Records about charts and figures
>> start

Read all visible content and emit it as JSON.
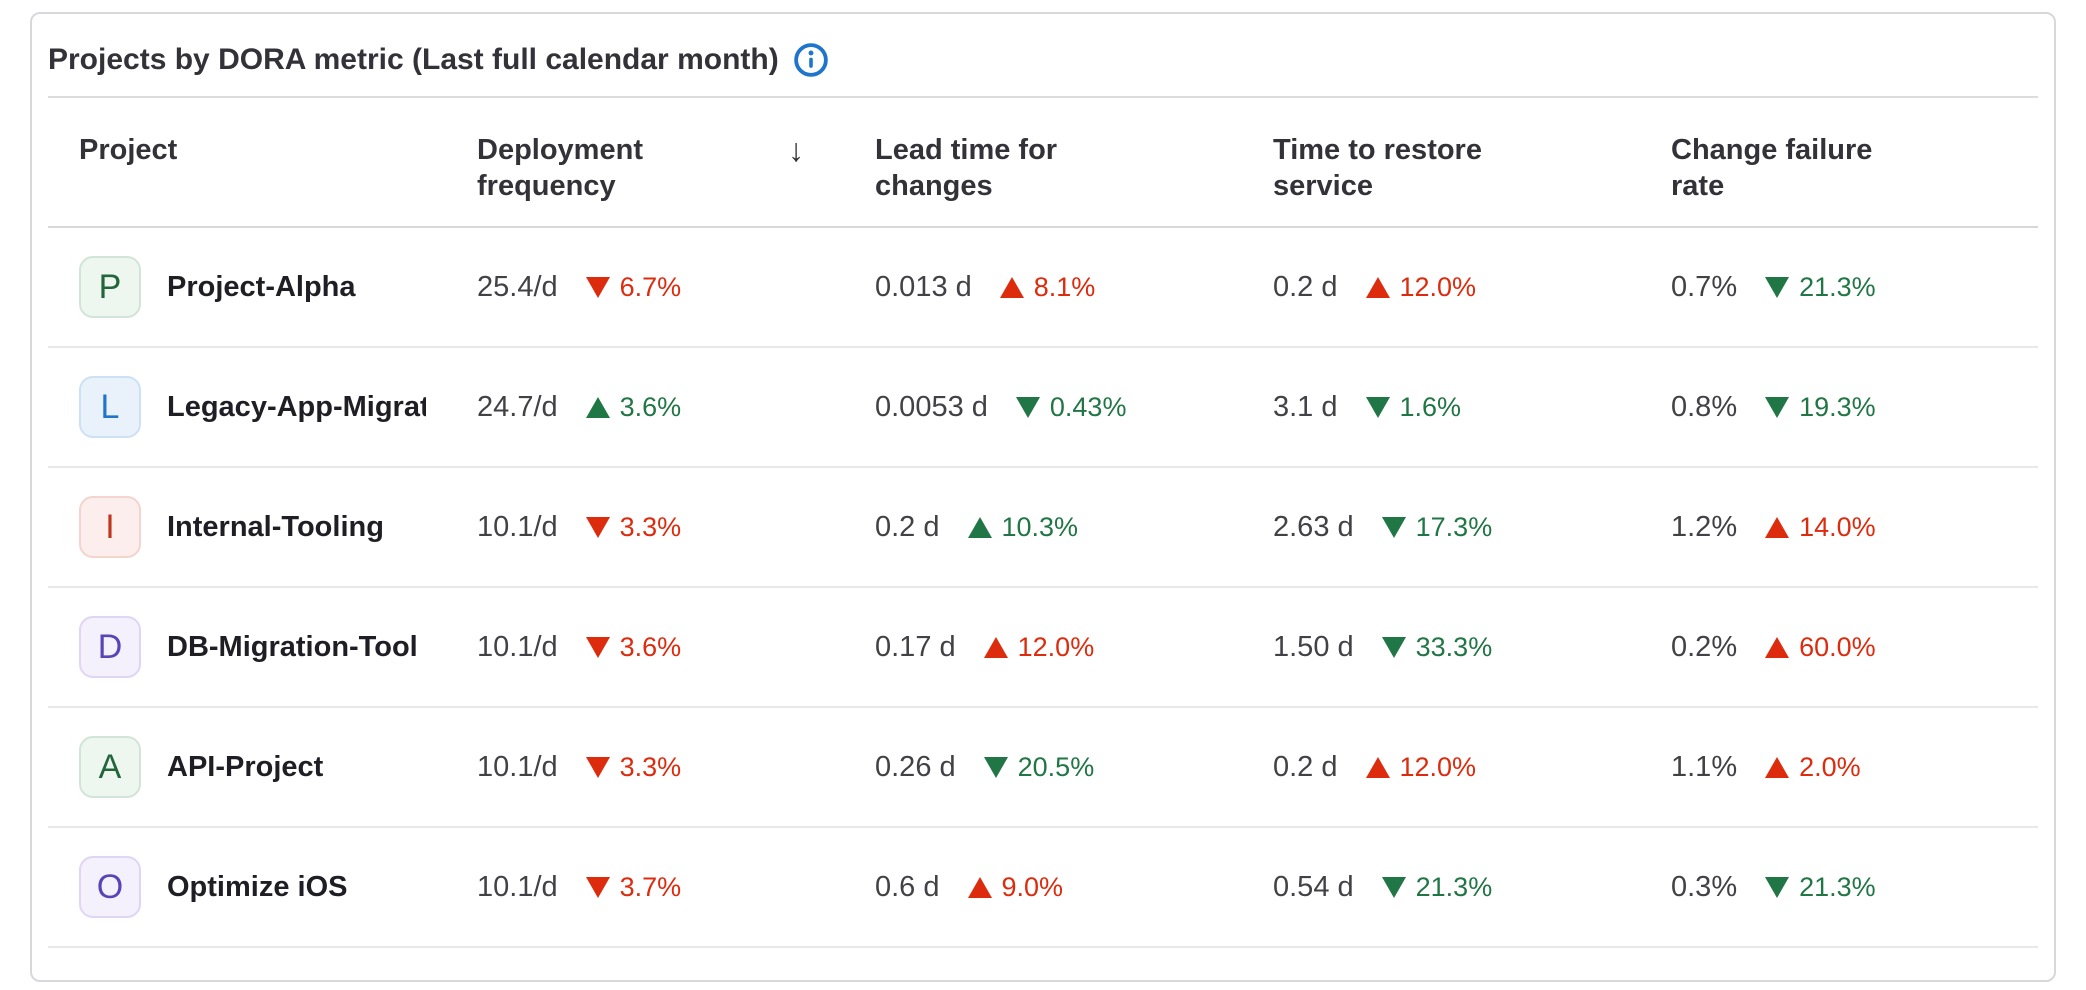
{
  "card": {
    "title": "Projects by DORA metric (Last full calendar month)",
    "info_icon": "info-circle-icon",
    "info_color": "#1f75cb"
  },
  "colors": {
    "good": "#217645",
    "bad": "#dd2b0e",
    "border": "#d8d8dc",
    "row_divider": "#e8e8ea"
  },
  "table": {
    "columns": [
      {
        "label": "Project",
        "slug": "project"
      },
      {
        "label": "Deployment frequency",
        "slug": "deployment-frequency",
        "sorted": true,
        "sort_direction": "descending",
        "sort_icon": "↓"
      },
      {
        "label": "Lead time for changes",
        "slug": "lead-time-for-changes"
      },
      {
        "label": "Time to restore service",
        "slug": "time-to-restore-service"
      },
      {
        "label": "Change failure rate",
        "slug": "change-failure-rate"
      }
    ],
    "rows": [
      {
        "project": {
          "initial": "P",
          "name": "Project-Alpha",
          "avatar_bg": "#eef6f0",
          "avatar_border": "#d2e4d8",
          "avatar_color": "#24663b"
        },
        "metrics": [
          {
            "value": "25.4/d",
            "delta": "6.7%",
            "arrow": "down",
            "trend": "bad"
          },
          {
            "value": "0.013 d",
            "delta": "8.1%",
            "arrow": "up",
            "trend": "bad"
          },
          {
            "value": "0.2 d",
            "delta": "12.0%",
            "arrow": "up",
            "trend": "bad"
          },
          {
            "value": "0.7%",
            "delta": "21.3%",
            "arrow": "down",
            "trend": "good"
          }
        ]
      },
      {
        "project": {
          "initial": "L",
          "name": "Legacy-App-Migration",
          "avatar_bg": "#e9f2fb",
          "avatar_border": "#cde0f4",
          "avatar_color": "#1f75cb"
        },
        "metrics": [
          {
            "value": "24.7/d",
            "delta": "3.6%",
            "arrow": "up",
            "trend": "good"
          },
          {
            "value": "0.0053 d",
            "delta": "0.43%",
            "arrow": "down",
            "trend": "good"
          },
          {
            "value": "3.1 d",
            "delta": "1.6%",
            "arrow": "down",
            "trend": "good"
          },
          {
            "value": "0.8%",
            "delta": "19.3%",
            "arrow": "down",
            "trend": "good"
          }
        ]
      },
      {
        "project": {
          "initial": "I",
          "name": "Internal-Tooling",
          "avatar_bg": "#fbeeec",
          "avatar_border": "#f3d4cf",
          "avatar_color": "#c0351f"
        },
        "metrics": [
          {
            "value": "10.1/d",
            "delta": "3.3%",
            "arrow": "down",
            "trend": "bad"
          },
          {
            "value": "0.2 d",
            "delta": "10.3%",
            "arrow": "up",
            "trend": "good"
          },
          {
            "value": "2.63 d",
            "delta": "17.3%",
            "arrow": "down",
            "trend": "good"
          },
          {
            "value": "1.2%",
            "delta": "14.0%",
            "arrow": "up",
            "trend": "bad"
          }
        ]
      },
      {
        "project": {
          "initial": "D",
          "name": "DB-Migration-Tool",
          "avatar_bg": "#f4f0fc",
          "avatar_border": "#e0d5f5",
          "avatar_color": "#5943b6"
        },
        "metrics": [
          {
            "value": "10.1/d",
            "delta": "3.6%",
            "arrow": "down",
            "trend": "bad"
          },
          {
            "value": "0.17 d",
            "delta": "12.0%",
            "arrow": "up",
            "trend": "bad"
          },
          {
            "value": "1.50 d",
            "delta": "33.3%",
            "arrow": "down",
            "trend": "good"
          },
          {
            "value": "0.2%",
            "delta": "60.0%",
            "arrow": "up",
            "trend": "bad"
          }
        ]
      },
      {
        "project": {
          "initial": "A",
          "name": "API-Project",
          "avatar_bg": "#eef6f0",
          "avatar_border": "#d2e4d8",
          "avatar_color": "#24663b"
        },
        "metrics": [
          {
            "value": "10.1/d",
            "delta": "3.3%",
            "arrow": "down",
            "trend": "bad"
          },
          {
            "value": "0.26 d",
            "delta": "20.5%",
            "arrow": "down",
            "trend": "good"
          },
          {
            "value": "0.2 d",
            "delta": "12.0%",
            "arrow": "up",
            "trend": "bad"
          },
          {
            "value": "1.1%",
            "delta": "2.0%",
            "arrow": "up",
            "trend": "bad"
          }
        ]
      },
      {
        "project": {
          "initial": "O",
          "name": "Optimize iOS",
          "avatar_bg": "#f4f0fc",
          "avatar_border": "#e0d5f5",
          "avatar_color": "#5943b6"
        },
        "metrics": [
          {
            "value": "10.1/d",
            "delta": "3.7%",
            "arrow": "down",
            "trend": "bad"
          },
          {
            "value": "0.6 d",
            "delta": "9.0%",
            "arrow": "up",
            "trend": "bad"
          },
          {
            "value": "0.54 d",
            "delta": "21.3%",
            "arrow": "down",
            "trend": "good"
          },
          {
            "value": "0.3%",
            "delta": "21.3%",
            "arrow": "down",
            "trend": "good"
          }
        ]
      }
    ]
  }
}
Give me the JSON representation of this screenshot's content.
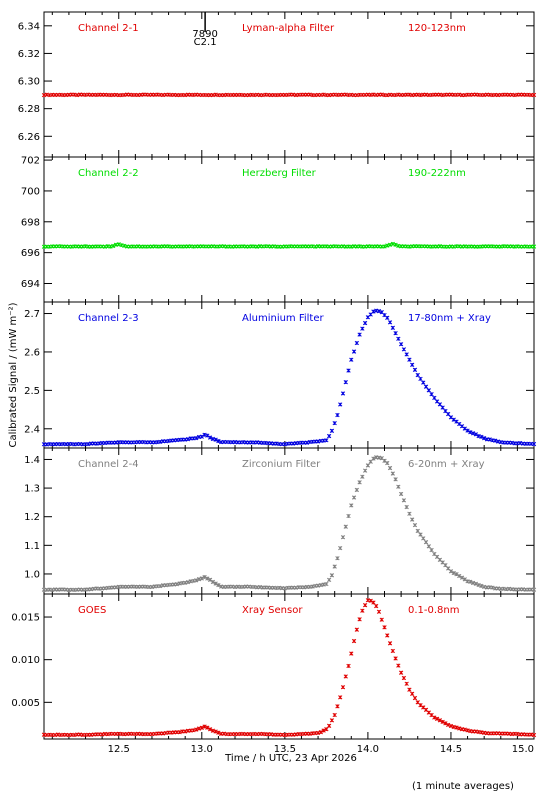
{
  "figure": {
    "ylabel": "Calibrated Signal / (mW m⁻²)",
    "xlabel": "Time / h UTC, 23 Apr 2026",
    "footer": "(1 minute averages)",
    "marker": {
      "line1": "7890",
      "line2": "C2.1"
    }
  },
  "chart_data": [
    {
      "type": "scatter",
      "panel": "channel-2-1",
      "channel": "Channel 2-1",
      "filter": "Lyman-alpha Filter",
      "band": "120-123nm",
      "color": "#e00000",
      "xlim": [
        12.05,
        15.0
      ],
      "ylim": [
        6.245,
        6.35
      ],
      "yticks": [
        6.26,
        6.28,
        6.3,
        6.32,
        6.34
      ],
      "ytick_labels": [
        "6.26",
        "6.28",
        "6.30",
        "6.32",
        "6.34"
      ],
      "series": [
        {
          "x": [
            12.05,
            15.0
          ],
          "y": [
            6.29,
            6.29
          ]
        }
      ]
    },
    {
      "type": "scatter",
      "panel": "channel-2-2",
      "channel": "Channel 2-2",
      "filter": "Herzberg Filter",
      "band": "190-222nm",
      "color": "#00dd00",
      "xlim": [
        12.05,
        15.0
      ],
      "ylim": [
        692.8,
        702.2
      ],
      "yticks": [
        694,
        696,
        698,
        700,
        702
      ],
      "ytick_labels": [
        "694",
        "696",
        "698",
        "700",
        "702"
      ],
      "series": [
        {
          "x": [
            12.05,
            12.45,
            12.5,
            12.55,
            14.1,
            14.15,
            14.2,
            15.0
          ],
          "y": [
            696.4,
            696.4,
            696.55,
            696.4,
            696.4,
            696.55,
            696.4,
            696.4
          ]
        }
      ]
    },
    {
      "type": "scatter",
      "panel": "channel-2-3",
      "channel": "Channel 2-3",
      "filter": "Aluminium Filter",
      "band": "17-80nm + Xray",
      "color": "#0000e0",
      "xlim": [
        12.05,
        15.0
      ],
      "ylim": [
        2.35,
        2.73
      ],
      "yticks": [
        2.4,
        2.5,
        2.6,
        2.7
      ],
      "ytick_labels": [
        "2.4",
        "2.5",
        "2.6",
        "2.7"
      ],
      "series": [
        {
          "x": [
            12.05,
            12.3,
            12.5,
            12.7,
            12.85,
            12.95,
            13.0,
            13.02,
            13.06,
            13.12,
            13.3,
            13.5,
            13.65,
            13.75,
            13.78,
            13.82,
            13.86,
            13.9,
            13.95,
            14.0,
            14.04,
            14.08,
            14.12,
            14.16,
            14.2,
            14.25,
            14.3,
            14.4,
            14.5,
            14.6,
            14.7,
            14.8,
            15.0
          ],
          "y": [
            2.36,
            2.36,
            2.365,
            2.365,
            2.37,
            2.375,
            2.38,
            2.385,
            2.375,
            2.365,
            2.365,
            2.36,
            2.365,
            2.37,
            2.39,
            2.44,
            2.51,
            2.58,
            2.645,
            2.69,
            2.708,
            2.705,
            2.688,
            2.655,
            2.62,
            2.58,
            2.54,
            2.48,
            2.43,
            2.395,
            2.375,
            2.365,
            2.36
          ]
        }
      ]
    },
    {
      "type": "scatter",
      "panel": "channel-2-4",
      "channel": "Channel 2-4",
      "filter": "Zirconium Filter",
      "band": "6-20nm + Xray",
      "color": "#808080",
      "xlim": [
        12.05,
        15.0
      ],
      "ylim": [
        0.93,
        1.44
      ],
      "yticks": [
        1.0,
        1.1,
        1.2,
        1.3,
        1.4
      ],
      "ytick_labels": [
        "1.0",
        "1.1",
        "1.2",
        "1.3",
        "1.4"
      ],
      "series": [
        {
          "x": [
            12.05,
            12.3,
            12.5,
            12.7,
            12.85,
            12.95,
            13.0,
            13.02,
            13.06,
            13.12,
            13.3,
            13.5,
            13.65,
            13.75,
            13.78,
            13.82,
            13.86,
            13.9,
            13.95,
            14.0,
            14.04,
            14.08,
            14.12,
            14.16,
            14.2,
            14.25,
            14.3,
            14.4,
            14.5,
            14.6,
            14.7,
            14.8,
            15.0
          ],
          "y": [
            0.945,
            0.945,
            0.955,
            0.955,
            0.965,
            0.975,
            0.985,
            0.99,
            0.975,
            0.955,
            0.955,
            0.95,
            0.955,
            0.965,
            0.99,
            1.06,
            1.15,
            1.24,
            1.32,
            1.38,
            1.408,
            1.405,
            1.385,
            1.34,
            1.28,
            1.21,
            1.15,
            1.07,
            1.01,
            0.975,
            0.955,
            0.948,
            0.945
          ]
        }
      ]
    },
    {
      "type": "scatter",
      "panel": "goes",
      "channel": "GOES",
      "filter": "Xray Sensor",
      "band": "0.1-0.8nm",
      "color": "#e00000",
      "xlim": [
        12.05,
        15.0
      ],
      "ylim": [
        0.0007,
        0.0177
      ],
      "yticks": [
        0.005,
        0.01,
        0.015
      ],
      "ytick_labels": [
        "0.005",
        "0.010",
        "0.015"
      ],
      "xticks": [
        12.5,
        13.0,
        13.5,
        14.0,
        14.5,
        15.0
      ],
      "xtick_labels": [
        "12.5",
        "13.0",
        "13.5",
        "14.0",
        "14.5",
        "15.0"
      ],
      "series": [
        {
          "x": [
            12.05,
            12.3,
            12.5,
            12.7,
            12.85,
            12.95,
            13.0,
            13.02,
            13.06,
            13.12,
            13.3,
            13.5,
            13.65,
            13.72,
            13.76,
            13.8,
            13.84,
            13.88,
            13.92,
            13.96,
            14.0,
            14.03,
            14.06,
            14.1,
            14.15,
            14.2,
            14.25,
            14.3,
            14.4,
            14.5,
            14.6,
            14.7,
            15.0
          ],
          "y": [
            0.0012,
            0.0012,
            0.0013,
            0.0013,
            0.0015,
            0.0017,
            0.002,
            0.0022,
            0.0017,
            0.0013,
            0.0013,
            0.0012,
            0.0013,
            0.0015,
            0.002,
            0.0035,
            0.006,
            0.009,
            0.0125,
            0.0155,
            0.017,
            0.0168,
            0.016,
            0.0138,
            0.011,
            0.0085,
            0.0065,
            0.005,
            0.0032,
            0.0022,
            0.0017,
            0.0014,
            0.0012
          ]
        }
      ]
    }
  ]
}
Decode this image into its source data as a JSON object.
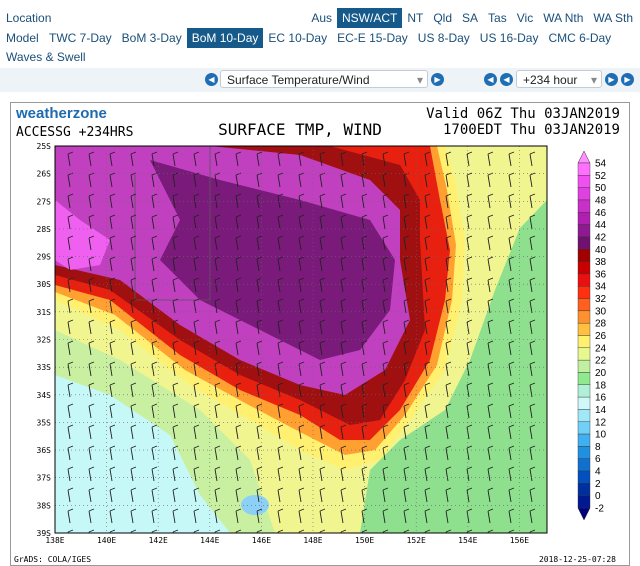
{
  "nav": {
    "location_label": "Location",
    "regions": [
      "Aus",
      "NSW/ACT",
      "NT",
      "Qld",
      "SA",
      "Tas",
      "Vic",
      "WA Nth",
      "WA Sth"
    ],
    "selected_region": 1,
    "model_label": "Model",
    "models": [
      "TWC 7-Day",
      "BoM 3-Day",
      "BoM 10-Day",
      "EC 10-Day",
      "EC-E 15-Day",
      "US 8-Day",
      "US 16-Day",
      "CMC 6-Day"
    ],
    "selected_model": 2,
    "extra": "Waves & Swell"
  },
  "controls": {
    "product": "Surface Temperature/Wind",
    "hour": "+234 hour"
  },
  "map": {
    "brand": "weatherzone",
    "run": "ACCESSG +234HRS",
    "title": "SURFACE TMP, WIND",
    "valid_utc": "Valid 06Z Thu 03JAN2019",
    "valid_local": "1700EDT Thu 03JAN2019",
    "lat_labels": [
      "25S",
      "26S",
      "27S",
      "28S",
      "29S",
      "30S",
      "31S",
      "32S",
      "33S",
      "34S",
      "35S",
      "36S",
      "37S",
      "38S",
      "39S"
    ],
    "lon_labels": [
      "138E",
      "140E",
      "142E",
      "144E",
      "146E",
      "148E",
      "150E",
      "152E",
      "154E",
      "156E"
    ],
    "colorbar": [
      54,
      52,
      50,
      48,
      46,
      44,
      42,
      40,
      38,
      36,
      34,
      32,
      30,
      28,
      26,
      24,
      22,
      20,
      18,
      16,
      14,
      12,
      10,
      8,
      6,
      4,
      2,
      0,
      -2
    ],
    "footer_left": "GrADS: COLA/IGES",
    "footer_right": "2018-12-25-07:28"
  }
}
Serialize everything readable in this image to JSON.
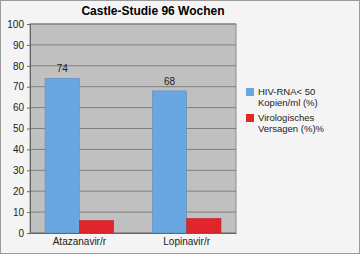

>> end

▶ [GOAL]
Show every line of the listing in which the string "content" can be found.

▶ [WRITTEN REPLY]
Read all visible content and emit it as JSON.
Give me the JSON representation of this screenshot's content.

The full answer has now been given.